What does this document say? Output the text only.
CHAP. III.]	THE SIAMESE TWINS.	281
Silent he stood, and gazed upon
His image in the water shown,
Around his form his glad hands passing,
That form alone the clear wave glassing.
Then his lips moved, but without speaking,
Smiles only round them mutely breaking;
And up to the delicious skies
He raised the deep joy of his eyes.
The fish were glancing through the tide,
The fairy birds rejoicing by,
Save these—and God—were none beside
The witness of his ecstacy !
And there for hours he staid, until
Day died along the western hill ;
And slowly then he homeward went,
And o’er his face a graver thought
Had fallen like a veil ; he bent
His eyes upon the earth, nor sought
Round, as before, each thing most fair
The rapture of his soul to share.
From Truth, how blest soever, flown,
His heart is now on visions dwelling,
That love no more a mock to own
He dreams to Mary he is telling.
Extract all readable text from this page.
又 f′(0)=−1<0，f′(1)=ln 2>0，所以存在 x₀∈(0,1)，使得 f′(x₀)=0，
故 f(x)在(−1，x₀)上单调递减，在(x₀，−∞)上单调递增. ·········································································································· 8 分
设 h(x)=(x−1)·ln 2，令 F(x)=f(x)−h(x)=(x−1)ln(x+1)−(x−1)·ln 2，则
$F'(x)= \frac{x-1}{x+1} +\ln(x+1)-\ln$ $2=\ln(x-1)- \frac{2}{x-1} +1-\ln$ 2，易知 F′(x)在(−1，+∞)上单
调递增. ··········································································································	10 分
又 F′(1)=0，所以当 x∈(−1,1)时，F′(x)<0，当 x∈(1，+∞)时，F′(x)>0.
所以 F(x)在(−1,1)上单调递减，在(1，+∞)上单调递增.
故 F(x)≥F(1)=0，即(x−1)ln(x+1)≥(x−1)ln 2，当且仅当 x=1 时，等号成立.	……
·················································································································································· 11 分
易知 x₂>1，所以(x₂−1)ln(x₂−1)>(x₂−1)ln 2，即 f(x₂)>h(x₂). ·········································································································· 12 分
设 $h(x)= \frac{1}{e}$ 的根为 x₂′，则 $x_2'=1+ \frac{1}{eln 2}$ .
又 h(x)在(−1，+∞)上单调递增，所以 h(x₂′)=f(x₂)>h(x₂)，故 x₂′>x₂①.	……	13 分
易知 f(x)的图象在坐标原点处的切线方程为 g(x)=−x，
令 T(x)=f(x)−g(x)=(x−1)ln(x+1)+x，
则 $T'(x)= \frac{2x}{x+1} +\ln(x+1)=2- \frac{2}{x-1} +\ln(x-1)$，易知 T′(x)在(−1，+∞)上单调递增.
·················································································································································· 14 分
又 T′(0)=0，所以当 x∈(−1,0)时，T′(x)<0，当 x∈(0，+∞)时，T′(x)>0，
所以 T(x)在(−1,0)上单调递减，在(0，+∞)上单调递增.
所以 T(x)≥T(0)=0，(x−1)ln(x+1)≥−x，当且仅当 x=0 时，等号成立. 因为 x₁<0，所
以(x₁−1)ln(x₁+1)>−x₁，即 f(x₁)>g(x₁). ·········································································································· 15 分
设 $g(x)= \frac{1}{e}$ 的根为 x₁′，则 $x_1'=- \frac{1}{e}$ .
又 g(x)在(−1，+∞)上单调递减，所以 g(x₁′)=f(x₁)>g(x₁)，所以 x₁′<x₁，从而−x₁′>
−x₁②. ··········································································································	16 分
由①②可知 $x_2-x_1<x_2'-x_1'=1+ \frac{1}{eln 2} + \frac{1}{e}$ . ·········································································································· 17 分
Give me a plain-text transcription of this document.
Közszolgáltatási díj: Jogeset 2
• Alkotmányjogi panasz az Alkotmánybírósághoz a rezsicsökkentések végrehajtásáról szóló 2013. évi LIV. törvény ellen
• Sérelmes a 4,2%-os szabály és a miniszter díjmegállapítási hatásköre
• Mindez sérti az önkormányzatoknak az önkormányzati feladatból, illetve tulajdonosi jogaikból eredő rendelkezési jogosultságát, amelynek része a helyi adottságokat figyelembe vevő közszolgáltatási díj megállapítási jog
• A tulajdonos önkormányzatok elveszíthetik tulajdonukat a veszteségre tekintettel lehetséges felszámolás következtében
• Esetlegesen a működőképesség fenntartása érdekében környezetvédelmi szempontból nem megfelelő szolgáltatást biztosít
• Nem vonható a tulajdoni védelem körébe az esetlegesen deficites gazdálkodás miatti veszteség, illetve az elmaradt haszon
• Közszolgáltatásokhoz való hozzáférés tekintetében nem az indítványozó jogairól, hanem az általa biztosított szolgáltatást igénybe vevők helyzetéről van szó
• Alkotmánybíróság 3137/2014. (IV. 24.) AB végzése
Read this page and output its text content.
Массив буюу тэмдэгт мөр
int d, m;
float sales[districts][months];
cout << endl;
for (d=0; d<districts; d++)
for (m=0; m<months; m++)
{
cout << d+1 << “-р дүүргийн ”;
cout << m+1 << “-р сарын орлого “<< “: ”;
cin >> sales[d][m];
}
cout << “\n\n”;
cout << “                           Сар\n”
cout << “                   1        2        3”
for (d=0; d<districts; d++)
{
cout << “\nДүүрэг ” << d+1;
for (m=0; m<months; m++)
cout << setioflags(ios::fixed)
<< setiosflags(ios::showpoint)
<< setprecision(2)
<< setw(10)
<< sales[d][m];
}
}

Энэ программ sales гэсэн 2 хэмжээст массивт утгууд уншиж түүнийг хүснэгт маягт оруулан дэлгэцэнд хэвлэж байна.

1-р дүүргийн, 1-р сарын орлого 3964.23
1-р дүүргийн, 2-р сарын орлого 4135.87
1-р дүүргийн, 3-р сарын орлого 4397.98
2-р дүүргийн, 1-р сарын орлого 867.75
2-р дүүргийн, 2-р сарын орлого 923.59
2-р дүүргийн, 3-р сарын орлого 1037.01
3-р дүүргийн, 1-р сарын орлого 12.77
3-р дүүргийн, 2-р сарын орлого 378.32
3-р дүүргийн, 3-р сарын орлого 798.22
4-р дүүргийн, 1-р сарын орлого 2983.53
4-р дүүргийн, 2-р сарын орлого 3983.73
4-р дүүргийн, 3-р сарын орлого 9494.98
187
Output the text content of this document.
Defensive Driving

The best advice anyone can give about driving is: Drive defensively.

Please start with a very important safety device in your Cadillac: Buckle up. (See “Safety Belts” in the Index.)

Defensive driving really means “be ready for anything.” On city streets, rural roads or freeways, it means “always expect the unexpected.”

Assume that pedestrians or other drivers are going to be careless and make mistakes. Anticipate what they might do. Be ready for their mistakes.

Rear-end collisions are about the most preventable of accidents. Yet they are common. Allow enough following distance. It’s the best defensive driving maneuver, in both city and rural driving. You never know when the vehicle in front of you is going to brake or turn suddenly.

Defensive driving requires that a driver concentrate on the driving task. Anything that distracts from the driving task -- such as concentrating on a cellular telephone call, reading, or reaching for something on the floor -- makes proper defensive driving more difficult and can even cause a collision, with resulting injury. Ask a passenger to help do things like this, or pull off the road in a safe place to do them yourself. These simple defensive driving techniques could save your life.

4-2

======

Task description:
Without omitting anything, output the entries exactly.

Task result:
What does this document say? Output the text only.
CHAP. III.]	THE SIAMESE TWINS.	281
Silent he stood, and gazed upon
His image in the water shown,
Around his form his glad hands passing,
That form alone the clear wave glassing.
Then his lips moved, but without speaking,
Smiles only round them mutely breaking;
And up to the delicious skies
He raised the deep joy of his eyes.
The fish were glancing through the tide,
The fairy birds rejoicing by,
Save these—and God—were none beside
The witness of his ecstacy !
And there for hours he staid, until
Day died along the western hill ;
And slowly then he homeward went,
And o’er his face a graver thought
Had fallen like a veil ; he bent
His eyes upon the earth, nor sought
Round, as before, each thing most fair
The rapture of his soul to share.
From Truth, how blest soever, flown,
His heart is now on visions dwelling,
That love no more a mock to own
He dreams to Mary he is telling.
Extract all readable text from this page.
又 f′(0)=−1<0，f′(1)=ln 2>0，所以存在 x₀∈(0,1)，使得 f′(x₀)=0，
故 f(x)在(−1，x₀)上单调递减，在(x₀，−∞)上单调递增. ·········································································································· 8 分
设 h(x)=(x−1)·ln 2，令 F(x)=f(x)−h(x)=(x−1)ln(x+1)−(x−1)·ln 2，则
$F'(x)= \frac{x-1}{x+1} +\ln(x+1)-\ln$ $2=\ln(x-1)- \frac{2}{x-1} +1-\ln$ 2，易知 F′(x)在(−1，+∞)上单
调递增. ··········································································································	10 分
又 F′(1)=0，所以当 x∈(−1,1)时，F′(x)<0，当 x∈(1，+∞)时，F′(x)>0.
所以 F(x)在(−1,1)上单调递减，在(1，+∞)上单调递增.
故 F(x)≥F(1)=0，即(x−1)ln(x+1)≥(x−1)ln 2，当且仅当 x=1 时，等号成立.	……
·················································································································································· 11 分
易知 x₂>1，所以(x₂−1)ln(x₂−1)>(x₂−1)ln 2，即 f(x₂)>h(x₂). ·········································································································· 12 分
设 $h(x)= \frac{1}{e}$ 的根为 x₂′，则 $x_2'=1+ \frac{1}{eln 2}$ .
又 h(x)在(−1，+∞)上单调递增，所以 h(x₂′)=f(x₂)>h(x₂)，故 x₂′>x₂①.	……	13 分
易知 f(x)的图象在坐标原点处的切线方程为 g(x)=−x，
令 T(x)=f(x)−g(x)=(x−1)ln(x+1)+x，
则 $T'(x)= \frac{2x}{x+1} +\ln(x+1)=2- \frac{2}{x-1} +\ln(x-1)$，易知 T′(x)在(−1，+∞)上单调递增.
·················································································································································· 14 分
又 T′(0)=0，所以当 x∈(−1,0)时，T′(x)<0，当 x∈(0，+∞)时，T′(x)>0，
所以 T(x)在(−1,0)上单调递减，在(0，+∞)上单调递增.
所以 T(x)≥T(0)=0，(x−1)ln(x+1)≥−x，当且仅当 x=0 时，等号成立. 因为 x₁<0，所
以(x₁−1)ln(x₁+1)>−x₁，即 f(x₁)>g(x₁). ·········································································································· 15 分
设 $g(x)= \frac{1}{e}$ 的根为 x₁′，则 $x_1'=- \frac{1}{e}$ .
又 g(x)在(−1，+∞)上单调递减，所以 g(x₁′)=f(x₁)>g(x₁)，所以 x₁′<x₁，从而−x₁′>
−x₁②. ··········································································································	16 分
由①②可知 $x_2-x_1<x_2'-x_1'=1+ \frac{1}{eln 2} + \frac{1}{e}$ . ·········································································································· 17 分
Give me a plain-text transcription of this document.
Közszolgáltatási díj: Jogeset 2
• Alkotmányjogi panasz az Alkotmánybírósághoz a rezsicsökkentések végrehajtásáról szóló 2013. évi LIV. törvény ellen
• Sérelmes a 4,2%-os szabály és a miniszter díjmegállapítási hatásköre
• Mindez sérti az önkormányzatoknak az önkormányzati feladatból, illetve tulajdonosi jogaikból eredő rendelkezési jogosultságát, amelynek része a helyi adottságokat figyelembe vevő közszolgáltatási díj megállapítási jog
• A tulajdonos önkormányzatok elveszíthetik tulajdonukat a veszteségre tekintettel lehetséges felszámolás következtében
• Esetlegesen a működőképesség fenntartása érdekében környezetvédelmi szempontból nem megfelelő szolgáltatást biztosít
• Nem vonható a tulajdoni védelem körébe az esetlegesen deficites gazdálkodás miatti veszteség, illetve az elmaradt haszon
• Közszolgáltatásokhoz való hozzáférés tekintetében nem az indítványozó jogairól, hanem az általa biztosított szolgáltatást igénybe vevők helyzetéről van szó
• Alkotmánybíróság 3137/2014. (IV. 24.) AB végzése
Read this page and output its text content.
Массив буюу тэмдэгт мөр
int d, m;
float sales[districts][months];
cout << endl;
for (d=0; d<districts; d++)
for (m=0; m<months; m++)
{
cout << d+1 << “-р дүүргийн ”;
cout << m+1 << “-р сарын орлого “<< “: ”;
cin >> sales[d][m];
}
cout << “\n\n”;
cout << “                           Сар\n”
cout << “                   1        2        3”
for (d=0; d<districts; d++)
{
cout << “\nДүүрэг ” << d+1;
for (m=0; m<months; m++)
cout << setioflags(ios::fixed)
<< setiosflags(ios::showpoint)
<< setprecision(2)
<< setw(10)
<< sales[d][m];
}
}

Энэ программ sales гэсэн 2 хэмжээст массивт утгууд уншиж түүнийг хүснэгт маягт оруулан дэлгэцэнд хэвлэж байна.

1-р дүүргийн, 1-р сарын орлого 3964.23
1-р дүүргийн, 2-р сарын орлого 4135.87
1-р дүүргийн, 3-р сарын орлого 4397.98
2-р дүүргийн, 1-р сарын орлого 867.75
2-р дүүргийн, 2-р сарын орлого 923.59
2-р дүүргийн, 3-р сарын орлого 1037.01
3-р дүүргийн, 1-р сарын орлого 12.77
3-р дүүргийн, 2-р сарын орлого 378.32
3-р дүүргийн, 3-р сарын орлого 798.22
4-р дүүргийн, 1-р сарын орлого 2983.53
4-р дүүргийн, 2-р сарын орлого 3983.73
4-р дүүргийн, 3-р сарын орлого 9494.98
187
Output the text content of this document.
Defensive Driving

The best advice anyone can give about driving is: Drive defensively.

Please start with a very important safety device in your Cadillac: Buckle up. (See “Safety Belts” in the Index.)

Defensive driving really means “be ready for anything.” On city streets, rural roads or freeways, it means “always expect the unexpected.”

Assume that pedestrians or other drivers are going to be careless and make mistakes. Anticipate what they might do. Be ready for their mistakes.

Rear-end collisions are about the most preventable of accidents. Yet they are common. Allow enough following distance. It’s the best defensive driving maneuver, in both city and rural driving. You never know when the vehicle in front of you is going to brake or turn suddenly.

Defensive driving requires that a driver concentrate on the driving task. Anything that distracts from the driving task -- such as concentrating on a cellular telephone call, reading, or reaching for something on the floor -- makes proper defensive driving more difficult and can even cause a collision, with resulting injury. Ask a passenger to help do things like this, or pull off the road in a safe place to do them yourself. These simple defensive driving techniques could save your life.

4-2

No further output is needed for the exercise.